● **The task**
Please restate the following records word for word.

— BEGIN Supplied material —

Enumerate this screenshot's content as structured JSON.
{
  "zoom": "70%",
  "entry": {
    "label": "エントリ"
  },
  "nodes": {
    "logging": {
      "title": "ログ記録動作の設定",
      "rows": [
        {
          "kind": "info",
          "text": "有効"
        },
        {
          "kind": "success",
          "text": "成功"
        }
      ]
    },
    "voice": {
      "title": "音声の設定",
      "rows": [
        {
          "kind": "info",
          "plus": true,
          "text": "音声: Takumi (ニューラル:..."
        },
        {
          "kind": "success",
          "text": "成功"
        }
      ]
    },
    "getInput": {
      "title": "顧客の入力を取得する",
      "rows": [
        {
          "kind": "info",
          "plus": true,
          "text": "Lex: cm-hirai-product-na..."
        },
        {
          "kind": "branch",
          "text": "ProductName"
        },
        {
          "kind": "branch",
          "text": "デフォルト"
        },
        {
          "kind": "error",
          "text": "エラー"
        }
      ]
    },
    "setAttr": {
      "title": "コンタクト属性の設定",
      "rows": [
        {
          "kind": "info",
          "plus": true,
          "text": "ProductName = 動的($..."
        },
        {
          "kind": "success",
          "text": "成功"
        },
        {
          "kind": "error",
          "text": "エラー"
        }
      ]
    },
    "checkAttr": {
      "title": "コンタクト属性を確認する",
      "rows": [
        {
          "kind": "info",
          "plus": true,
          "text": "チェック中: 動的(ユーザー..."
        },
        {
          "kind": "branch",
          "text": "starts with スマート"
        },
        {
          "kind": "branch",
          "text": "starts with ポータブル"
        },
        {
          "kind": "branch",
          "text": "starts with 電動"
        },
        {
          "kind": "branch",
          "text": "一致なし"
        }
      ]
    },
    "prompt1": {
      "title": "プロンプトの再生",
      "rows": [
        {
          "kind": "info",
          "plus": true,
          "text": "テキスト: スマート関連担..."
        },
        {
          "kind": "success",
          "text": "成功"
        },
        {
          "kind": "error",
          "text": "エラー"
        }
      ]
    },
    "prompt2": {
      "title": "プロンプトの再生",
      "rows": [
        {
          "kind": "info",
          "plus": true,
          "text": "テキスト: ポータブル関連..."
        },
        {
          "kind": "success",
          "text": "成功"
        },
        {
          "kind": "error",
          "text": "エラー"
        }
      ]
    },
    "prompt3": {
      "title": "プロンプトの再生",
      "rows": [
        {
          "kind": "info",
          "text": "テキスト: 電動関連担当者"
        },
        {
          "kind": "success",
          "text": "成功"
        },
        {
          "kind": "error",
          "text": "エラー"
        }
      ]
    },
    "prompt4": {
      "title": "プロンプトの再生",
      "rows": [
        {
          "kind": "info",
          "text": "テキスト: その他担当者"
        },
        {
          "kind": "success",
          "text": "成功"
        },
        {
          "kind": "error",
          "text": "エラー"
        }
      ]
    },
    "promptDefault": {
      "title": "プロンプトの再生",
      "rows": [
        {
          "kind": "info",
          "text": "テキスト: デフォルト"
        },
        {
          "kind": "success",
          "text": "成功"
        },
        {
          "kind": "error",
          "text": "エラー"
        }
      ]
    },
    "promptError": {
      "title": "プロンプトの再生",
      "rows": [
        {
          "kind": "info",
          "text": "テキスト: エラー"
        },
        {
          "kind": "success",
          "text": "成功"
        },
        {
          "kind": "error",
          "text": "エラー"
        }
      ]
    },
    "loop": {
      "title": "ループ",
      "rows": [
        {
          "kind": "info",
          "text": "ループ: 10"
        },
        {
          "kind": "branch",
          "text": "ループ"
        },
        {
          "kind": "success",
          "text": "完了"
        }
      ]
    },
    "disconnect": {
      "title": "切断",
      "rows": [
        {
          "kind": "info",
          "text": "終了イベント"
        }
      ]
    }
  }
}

— END Supplied material —

● **Answer below**
Enumerate this screenshot's content as structured JSON.
{
  "zoom": "70%",
  "entry": {
    "label": "エントリ"
  },
  "nodes": {
    "logging": {
      "title": "ログ記録動作の設定",
      "rows": [
        {
          "kind": "info",
          "text": "有効"
        },
        {
          "kind": "success",
          "text": "成功"
        }
      ]
    },
    "voice": {
      "title": "音声の設定",
      "rows": [
        {
          "kind": "info",
          "plus": true,
          "text": "音声: Takumi (ニューラル:..."
        },
        {
          "kind": "success",
          "text": "成功"
        }
      ]
    },
    "getInput": {
      "title": "顧客の入力を取得する",
      "rows": [
        {
          "kind": "info",
          "plus": true,
          "text": "Lex: cm-hirai-product-na..."
        },
        {
          "kind": "branch",
          "text": "ProductName"
        },
        {
          "kind": "branch",
          "text": "デフォルト"
        },
        {
          "kind": "error",
          "text": "エラー"
        }
      ]
    },
    "setAttr": {
      "title": "コンタクト属性の設定",
      "rows": [
        {
          "kind": "info",
          "plus": true,
          "text": "ProductName = 動的($..."
        },
        {
          "kind": "success",
          "text": "成功"
        },
        {
          "kind": "error",
          "text": "エラー"
        }
      ]
    },
    "checkAttr": {
      "title": "コンタクト属性を確認する",
      "rows": [
        {
          "kind": "info",
          "plus": true,
          "text": "チェック中: 動的(ユーザー..."
        },
        {
          "kind": "branch",
          "text": "starts with スマート"
        },
        {
          "kind": "branch",
          "text": "starts with ポータブル"
        },
        {
          "kind": "branch",
          "text": "starts with 電動"
        },
        {
          "kind": "branch",
          "text": "一致なし"
        }
      ]
    },
    "prompt1": {
      "title": "プロンプトの再生",
      "rows": [
        {
          "kind": "info",
          "plus": true,
          "text": "テキスト: スマート関連担..."
        },
        {
          "kind": "success",
          "text": "成功"
        },
        {
          "kind": "error",
          "text": "エラー"
        }
      ]
    },
    "prompt2": {
      "title": "プロンプトの再生",
      "rows": [
        {
          "kind": "info",
          "plus": true,
          "text": "テキスト: ポータブル関連..."
        },
        {
          "kind": "success",
          "text": "成功"
        },
        {
          "kind": "error",
          "text": "エラー"
        }
      ]
    },
    "prompt3": {
      "title": "プロンプトの再生",
      "rows": [
        {
          "kind": "info",
          "text": "テキスト: 電動関連担当者"
        },
        {
          "kind": "success",
          "text": "成功"
        },
        {
          "kind": "error",
          "text": "エラー"
        }
      ]
    },
    "prompt4": {
      "title": "プロンプトの再生",
      "rows": [
        {
          "kind": "info",
          "text": "テキスト: その他担当者"
        },
        {
          "kind": "success",
          "text": "成功"
        },
        {
          "kind": "error",
          "text": "エラー"
        }
      ]
    },
    "promptDefault": {
      "title": "プロンプトの再生",
      "rows": [
        {
          "kind": "info",
          "text": "テキスト: デフォルト"
        },
        {
          "kind": "success",
          "text": "成功"
        },
        {
          "kind": "error",
          "text": "エラー"
        }
      ]
    },
    "promptError": {
      "title": "プロンプトの再生",
      "rows": [
        {
          "kind": "info",
          "text": "テキスト: エラー"
        },
        {
          "kind": "success",
          "text": "成功"
        },
        {
          "kind": "error",
          "text": "エラー"
        }
      ]
    },
    "loop": {
      "title": "ループ",
      "rows": [
        {
          "kind": "info",
          "text": "ループ: 10"
        },
        {
          "kind": "branch",
          "text": "ループ"
        },
        {
          "kind": "success",
          "text": "完了"
        }
      ]
    },
    "disconnect": {
      "title": "切断",
      "rows": [
        {
          "kind": "info",
          "text": "終了イベント"
        }
      ]
    }
  }
}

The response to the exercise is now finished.